Task directions: Make a tally of the lines in the records that include the string "name", and give only that number.

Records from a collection
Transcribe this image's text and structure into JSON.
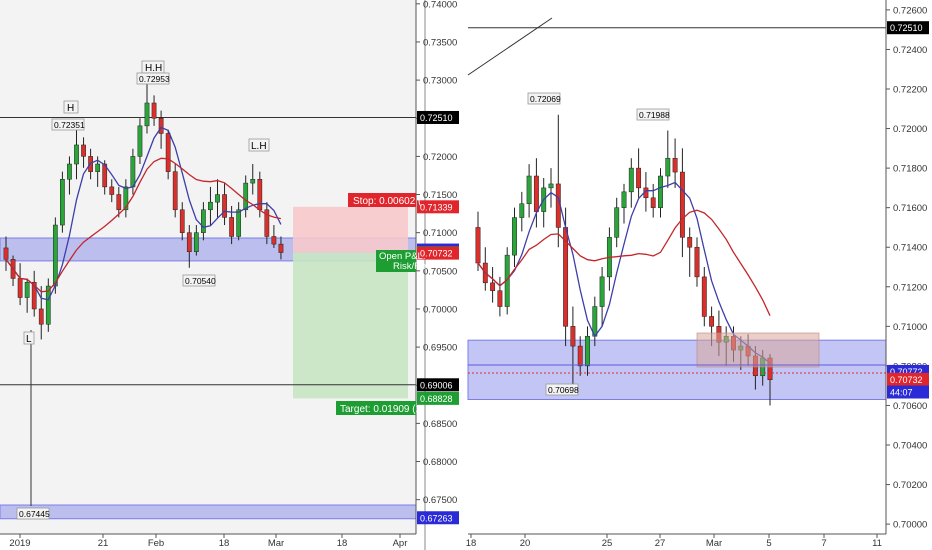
{
  "colors": {
    "up": "#2aa53a",
    "down": "#d9302c",
    "wick": "#222222",
    "ma_fast": "#3d3fa8",
    "ma_slow": "#c4262b",
    "zone": "#7b7ee8",
    "stop_fill": "#f7c9cc",
    "target_fill": "#c6e6c2",
    "stop_tag": "#e0262c",
    "target_tag": "#1e9e32",
    "line_tag": "#000000",
    "blue_tag": "#2a2ad6",
    "red_tag": "#e0262c"
  },
  "chart_data": [
    {
      "type": "candlestick",
      "title": "",
      "x_ticks": [
        "2019",
        "21",
        "Feb",
        "18",
        "Mar",
        "18",
        "Apr"
      ],
      "y_ticks": [
        "0.74000",
        "0.73500",
        "0.73000",
        "0.72500",
        "0.72000",
        "0.71500",
        "0.71000",
        "0.70500",
        "0.70000",
        "0.69500",
        "0.69000",
        "0.68500",
        "0.68000",
        "0.67500"
      ],
      "ylim": [
        0.6705,
        0.7405
      ],
      "candles": [
        [
          0.708,
          0.7095,
          0.705,
          0.7065
        ],
        [
          0.7065,
          0.707,
          0.703,
          0.704
        ],
        [
          0.704,
          0.706,
          0.7005,
          0.7015
        ],
        [
          0.7015,
          0.704,
          0.6995,
          0.7035
        ],
        [
          0.7035,
          0.705,
          0.699,
          0.7
        ],
        [
          0.7,
          0.703,
          0.696,
          0.698
        ],
        [
          0.698,
          0.704,
          0.697,
          0.703
        ],
        [
          0.703,
          0.712,
          0.702,
          0.711
        ],
        [
          0.711,
          0.718,
          0.71,
          0.717
        ],
        [
          0.717,
          0.72,
          0.715,
          0.719
        ],
        [
          0.719,
          0.7235,
          0.717,
          0.7215
        ],
        [
          0.7215,
          0.7225,
          0.7185,
          0.72
        ],
        [
          0.72,
          0.721,
          0.717,
          0.718
        ],
        [
          0.718,
          0.72,
          0.716,
          0.719
        ],
        [
          0.719,
          0.7195,
          0.715,
          0.716
        ],
        [
          0.716,
          0.717,
          0.714,
          0.715
        ],
        [
          0.715,
          0.716,
          0.712,
          0.713
        ],
        [
          0.713,
          0.717,
          0.712,
          0.716
        ],
        [
          0.716,
          0.721,
          0.715,
          0.72
        ],
        [
          0.72,
          0.725,
          0.719,
          0.724
        ],
        [
          0.724,
          0.7295,
          0.723,
          0.727
        ],
        [
          0.727,
          0.728,
          0.724,
          0.725
        ],
        [
          0.725,
          0.726,
          0.721,
          0.723
        ],
        [
          0.723,
          0.7235,
          0.717,
          0.718
        ],
        [
          0.718,
          0.719,
          0.712,
          0.713
        ],
        [
          0.713,
          0.714,
          0.709,
          0.71
        ],
        [
          0.71,
          0.711,
          0.7054,
          0.7075
        ],
        [
          0.7075,
          0.711,
          0.707,
          0.71
        ],
        [
          0.71,
          0.714,
          0.709,
          0.713
        ],
        [
          0.713,
          0.716,
          0.711,
          0.714
        ],
        [
          0.714,
          0.717,
          0.712,
          0.715
        ],
        [
          0.715,
          0.7165,
          0.711,
          0.712
        ],
        [
          0.712,
          0.7135,
          0.7085,
          0.7095
        ],
        [
          0.7095,
          0.714,
          0.709,
          0.713
        ],
        [
          0.713,
          0.7175,
          0.712,
          0.7165
        ],
        [
          0.7165,
          0.719,
          0.715,
          0.717
        ],
        [
          0.717,
          0.718,
          0.712,
          0.713
        ],
        [
          0.713,
          0.714,
          0.7085,
          0.7095
        ],
        [
          0.7095,
          0.711,
          0.708,
          0.7085
        ],
        [
          0.7085,
          0.7095,
          0.7065,
          0.7074
        ]
      ],
      "annotations": [
        {
          "label": "H",
          "value": "0.72351"
        },
        {
          "label": "H.H",
          "value": "0.72953"
        },
        {
          "label": "L.H",
          "value": ""
        },
        {
          "label": "",
          "value": "0.70540"
        },
        {
          "label": "L",
          "value": "0.67445"
        }
      ],
      "position": {
        "stop_label": "Stop: 0.00602 (",
        "target_label": "Target: 0.01909 (2.",
        "pnl_label_1": "Open P&L:",
        "pnl_label_2": "Risk/Re",
        "entry": 0.70737,
        "stop": 0.71339,
        "target": 0.68828
      },
      "price_tags": [
        {
          "value": "0.72510",
          "kind": "line"
        },
        {
          "value": "0.71339",
          "kind": "stop"
        },
        {
          "value": "0.70772",
          "kind": "blue"
        },
        {
          "value": "0.70737",
          "kind": "pnl"
        },
        {
          "value": "0.70732",
          "kind": "red"
        },
        {
          "value": "0.69006",
          "kind": "line"
        },
        {
          "value": "0.68828",
          "kind": "target"
        },
        {
          "value": "0.67263",
          "kind": "blue"
        }
      ],
      "zones": [
        [
          0.7063,
          0.7093
        ],
        [
          0.6725,
          0.6743
        ]
      ],
      "horizontal_lines": [
        0.7251,
        0.69006
      ]
    },
    {
      "type": "candlestick",
      "title": "",
      "x_ticks": [
        "18",
        "20",
        "25",
        "27",
        "Mar",
        "5",
        "7",
        "11"
      ],
      "y_ticks": [
        "0.72600",
        "0.72400",
        "0.72200",
        "0.72000",
        "0.71800",
        "0.71600",
        "0.71400",
        "0.71200",
        "0.71000",
        "0.70800",
        "0.70600",
        "0.70400",
        "0.70200",
        "0.70000"
      ],
      "ylim": [
        0.6995,
        0.7265
      ],
      "candles": [
        [
          0.715,
          0.7158,
          0.7128,
          0.7132
        ],
        [
          0.7132,
          0.714,
          0.7118,
          0.7122
        ],
        [
          0.7122,
          0.713,
          0.7112,
          0.7118
        ],
        [
          0.7118,
          0.7125,
          0.7105,
          0.711
        ],
        [
          0.711,
          0.714,
          0.7106,
          0.7136
        ],
        [
          0.7136,
          0.716,
          0.713,
          0.7155
        ],
        [
          0.7155,
          0.7168,
          0.7148,
          0.7162
        ],
        [
          0.7162,
          0.7182,
          0.7155,
          0.7176
        ],
        [
          0.7176,
          0.7185,
          0.715,
          0.7158
        ],
        [
          0.7158,
          0.7175,
          0.715,
          0.717
        ],
        [
          0.717,
          0.718,
          0.716,
          0.7172
        ],
        [
          0.7172,
          0.7207,
          0.714,
          0.715
        ],
        [
          0.715,
          0.716,
          0.709,
          0.71
        ],
        [
          0.71,
          0.711,
          0.707,
          0.709
        ],
        [
          0.709,
          0.7095,
          0.7075,
          0.708
        ],
        [
          0.708,
          0.71,
          0.7075,
          0.7095
        ],
        [
          0.7095,
          0.7115,
          0.709,
          0.711
        ],
        [
          0.711,
          0.713,
          0.71,
          0.7125
        ],
        [
          0.7125,
          0.715,
          0.7118,
          0.7145
        ],
        [
          0.7145,
          0.7165,
          0.714,
          0.716
        ],
        [
          0.716,
          0.7172,
          0.7152,
          0.7168
        ],
        [
          0.7168,
          0.7185,
          0.716,
          0.718
        ],
        [
          0.718,
          0.719,
          0.7165,
          0.717
        ],
        [
          0.717,
          0.7178,
          0.7158,
          0.7165
        ],
        [
          0.7165,
          0.7172,
          0.7155,
          0.716
        ],
        [
          0.716,
          0.718,
          0.7155,
          0.7176
        ],
        [
          0.7176,
          0.7199,
          0.717,
          0.7185
        ],
        [
          0.7185,
          0.7195,
          0.717,
          0.7178
        ],
        [
          0.7178,
          0.719,
          0.7135,
          0.7145
        ],
        [
          0.7145,
          0.715,
          0.7125,
          0.714
        ],
        [
          0.714,
          0.7145,
          0.712,
          0.7125
        ],
        [
          0.7125,
          0.713,
          0.71,
          0.7105
        ],
        [
          0.7105,
          0.711,
          0.709,
          0.71
        ],
        [
          0.71,
          0.7108,
          0.7085,
          0.7092
        ],
        [
          0.7092,
          0.71,
          0.708,
          0.7095
        ],
        [
          0.7095,
          0.71,
          0.7082,
          0.7088
        ],
        [
          0.7088,
          0.7095,
          0.7078,
          0.709
        ],
        [
          0.709,
          0.7096,
          0.708,
          0.7085
        ],
        [
          0.7085,
          0.709,
          0.7068,
          0.7075
        ],
        [
          0.7075,
          0.7088,
          0.707,
          0.7084
        ],
        [
          0.7084,
          0.7086,
          0.706,
          0.7073
        ]
      ],
      "annotations": [
        {
          "label": "",
          "value": "0.72069"
        },
        {
          "label": "",
          "value": "0.71988"
        },
        {
          "label": "",
          "value": "0.70698"
        }
      ],
      "price_tags": [
        {
          "value": "0.72510",
          "kind": "line"
        },
        {
          "value": "0.70772",
          "kind": "blue"
        },
        {
          "value": "0.70732",
          "kind": "red"
        },
        {
          "value": "44:07",
          "kind": "blue"
        }
      ],
      "zones": [
        [
          0.7063,
          0.7093
        ]
      ],
      "horizontal_lines": [
        0.7251
      ]
    }
  ]
}
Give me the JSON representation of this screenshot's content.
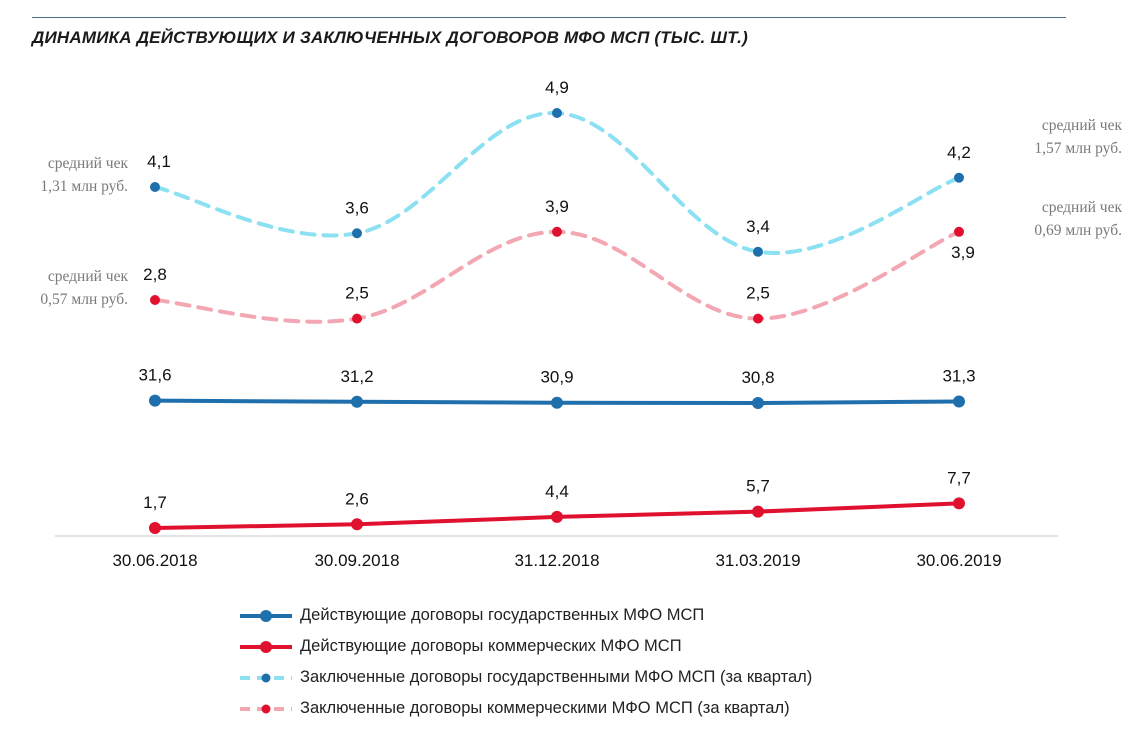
{
  "title": "ДИНАМИКА ДЕЙСТВУЮЩИХ И ЗАКЛЮЧЕННЫХ ДОГОВОРОВ МФО МСП (ТЫС. ШТ.)",
  "chart_data": {
    "type": "line",
    "title": "ДИНАМИКА ДЕЙСТВУЮЩИХ И ЗАКЛЮЧЕННЫХ ДОГОВОРОВ МФО МСП (ТЫС. ШТ.)",
    "categories": [
      "30.06.2018",
      "30.09.2018",
      "31.12.2018",
      "31.03.2019",
      "30.06.2019"
    ],
    "series": [
      {
        "name": "Действующие договоры государственных МФО МСП",
        "values": [
          31.6,
          31.2,
          30.9,
          30.8,
          31.3
        ],
        "labels": [
          "31,6",
          "31,2",
          "30,9",
          "30,8",
          "31,3"
        ],
        "color": "#1f6fad",
        "style": "solid"
      },
      {
        "name": "Действующие договоры коммерческих МФО МСП",
        "values": [
          1.7,
          2.6,
          4.4,
          5.7,
          7.7
        ],
        "labels": [
          "1,7",
          "2,6",
          "4,4",
          "5,7",
          "7,7"
        ],
        "color": "#e0102f",
        "style": "solid"
      },
      {
        "name": "Заключенные договоры государственными МФО МСП (за квартал)",
        "values": [
          4.1,
          3.6,
          4.9,
          3.4,
          4.2
        ],
        "labels": [
          "4,1",
          "3,6",
          "4,9",
          "3,4",
          "4,2"
        ],
        "color": "#8be0f2",
        "marker_color": "#1f6fad",
        "style": "dashed"
      },
      {
        "name": "Заключенные договоры коммерческими МФО МСП (за квартал)",
        "values": [
          2.8,
          2.5,
          3.9,
          2.5,
          3.9
        ],
        "labels": [
          "2,8",
          "2,5",
          "3,9",
          "2,5",
          "3,9"
        ],
        "color": "#f2a7b2",
        "marker_color": "#e0102f",
        "style": "dashed"
      }
    ],
    "annotations": [
      {
        "line1": "средний чек",
        "line2": "1,31 млн руб."
      },
      {
        "line1": "средний чек",
        "line2": "0,57 млн руб."
      },
      {
        "line1": "средний чек",
        "line2": "1,57 млн руб."
      },
      {
        "line1": "средний чек",
        "line2": "0,69 млн руб."
      }
    ],
    "legend_position": "bottom",
    "grid": false
  }
}
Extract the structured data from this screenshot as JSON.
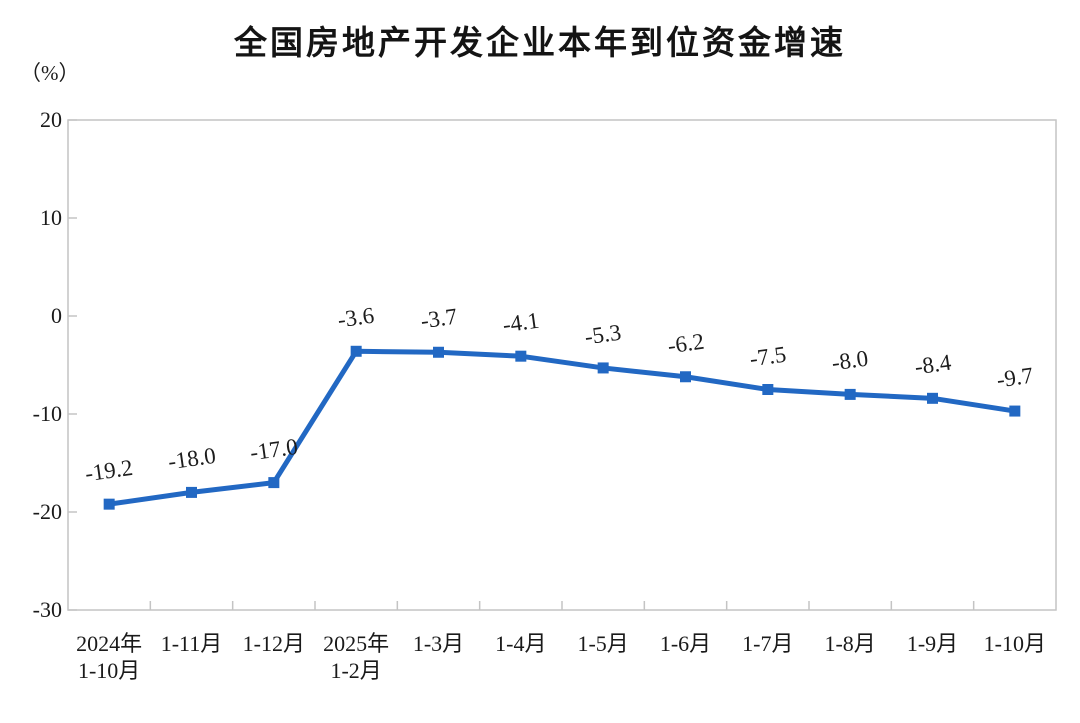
{
  "chart_data": {
    "type": "line",
    "title": "全国房地产开发企业本年到位资金增速",
    "unit_label": "（%）",
    "categories": [
      "2024年\n1-10月",
      "1-11月",
      "1-12月",
      "2025年\n1-2月",
      "1-3月",
      "1-4月",
      "1-5月",
      "1-6月",
      "1-7月",
      "1-8月",
      "1-9月",
      "1-10月"
    ],
    "values": [
      -19.2,
      -18.0,
      -17.0,
      -3.6,
      -3.7,
      -4.1,
      -5.3,
      -6.2,
      -7.5,
      -8.0,
      -8.4,
      -9.7
    ],
    "point_labels": [
      "-19.2",
      "-18.0",
      "-17.0",
      "-3.6",
      "-3.7",
      "-4.1",
      "-5.3",
      "-6.2",
      "-7.5",
      "-8.0",
      "-8.4",
      "-9.7"
    ],
    "ylim": [
      -30,
      20
    ],
    "y_ticks": [
      20,
      10,
      0,
      -10,
      -20,
      -30
    ],
    "xlabel": "",
    "ylabel": "（%）",
    "grid": false,
    "legend": "none",
    "line_color": "#2268c3",
    "marker": "square",
    "axis_color": "#c4c4c4",
    "text_color": "#1a1a1a"
  }
}
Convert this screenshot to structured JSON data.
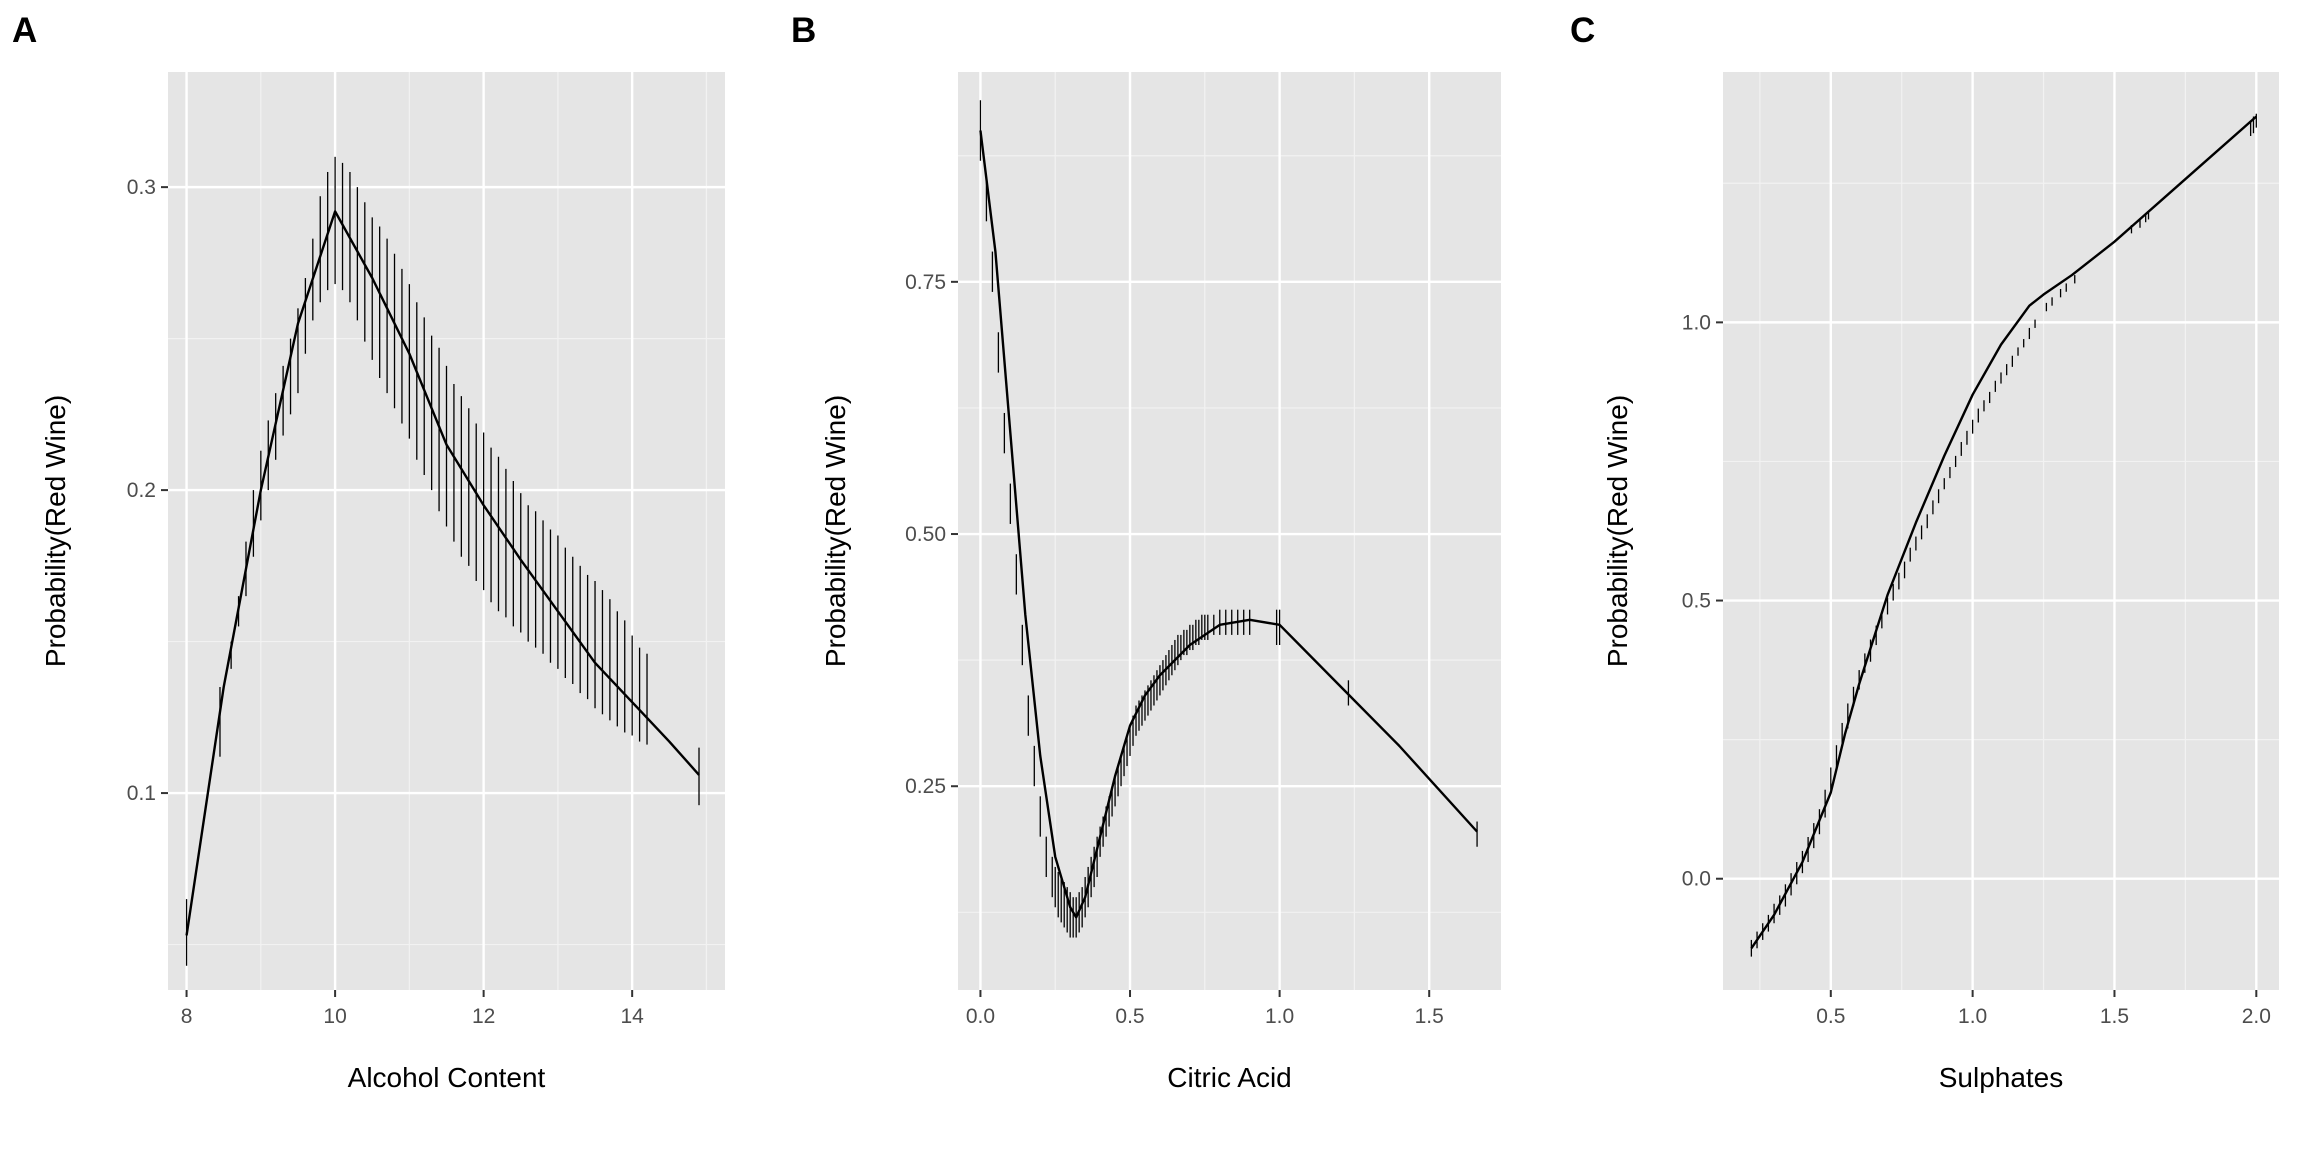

Finished exercise: 4